··· INPUT FOR THIS TASK ···

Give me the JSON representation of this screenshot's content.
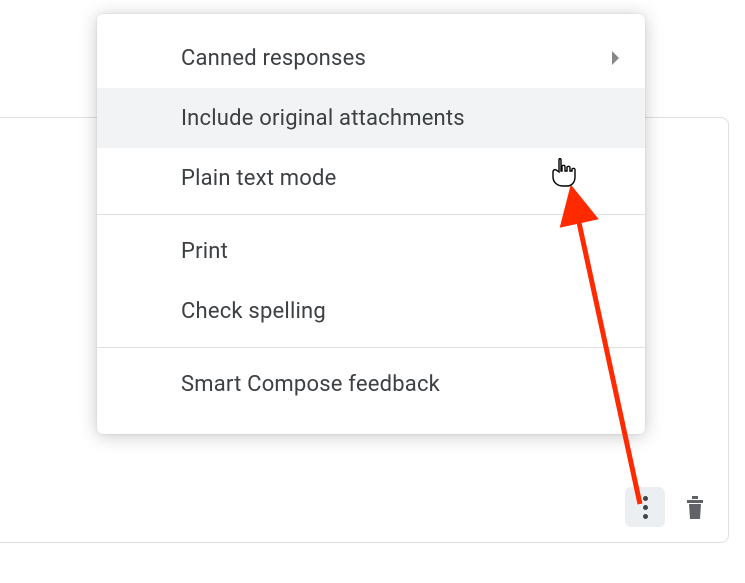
{
  "menu": {
    "sections": [
      {
        "items": [
          {
            "label": "Canned responses",
            "has_submenu": true,
            "hovered": false
          },
          {
            "label": "Include original attachments",
            "has_submenu": false,
            "hovered": true
          },
          {
            "label": "Plain text mode",
            "has_submenu": false,
            "hovered": false
          }
        ]
      },
      {
        "items": [
          {
            "label": "Print",
            "has_submenu": false,
            "hovered": false
          },
          {
            "label": "Check spelling",
            "has_submenu": false,
            "hovered": false
          }
        ]
      },
      {
        "items": [
          {
            "label": "Smart Compose feedback",
            "has_submenu": false,
            "hovered": false
          }
        ]
      }
    ]
  },
  "annotation": {
    "arrow_color": "#ff2a00"
  }
}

···

INSTRUCTIONS TO FOLLOW: Make a verbatim copy of all the entries and strip out the pictures.

RESULT FOR THIS TASK:
Give me the JSON representation of this screenshot's content.
{
  "menu": {
    "sections": [
      {
        "items": [
          {
            "label": "Canned responses",
            "has_submenu": true,
            "hovered": false
          },
          {
            "label": "Include original attachments",
            "has_submenu": false,
            "hovered": true
          },
          {
            "label": "Plain text mode",
            "has_submenu": false,
            "hovered": false
          }
        ]
      },
      {
        "items": [
          {
            "label": "Print",
            "has_submenu": false,
            "hovered": false
          },
          {
            "label": "Check spelling",
            "has_submenu": false,
            "hovered": false
          }
        ]
      },
      {
        "items": [
          {
            "label": "Smart Compose feedback",
            "has_submenu": false,
            "hovered": false
          }
        ]
      }
    ]
  },
  "annotation": {
    "arrow_color": "#ff2a00"
  }
}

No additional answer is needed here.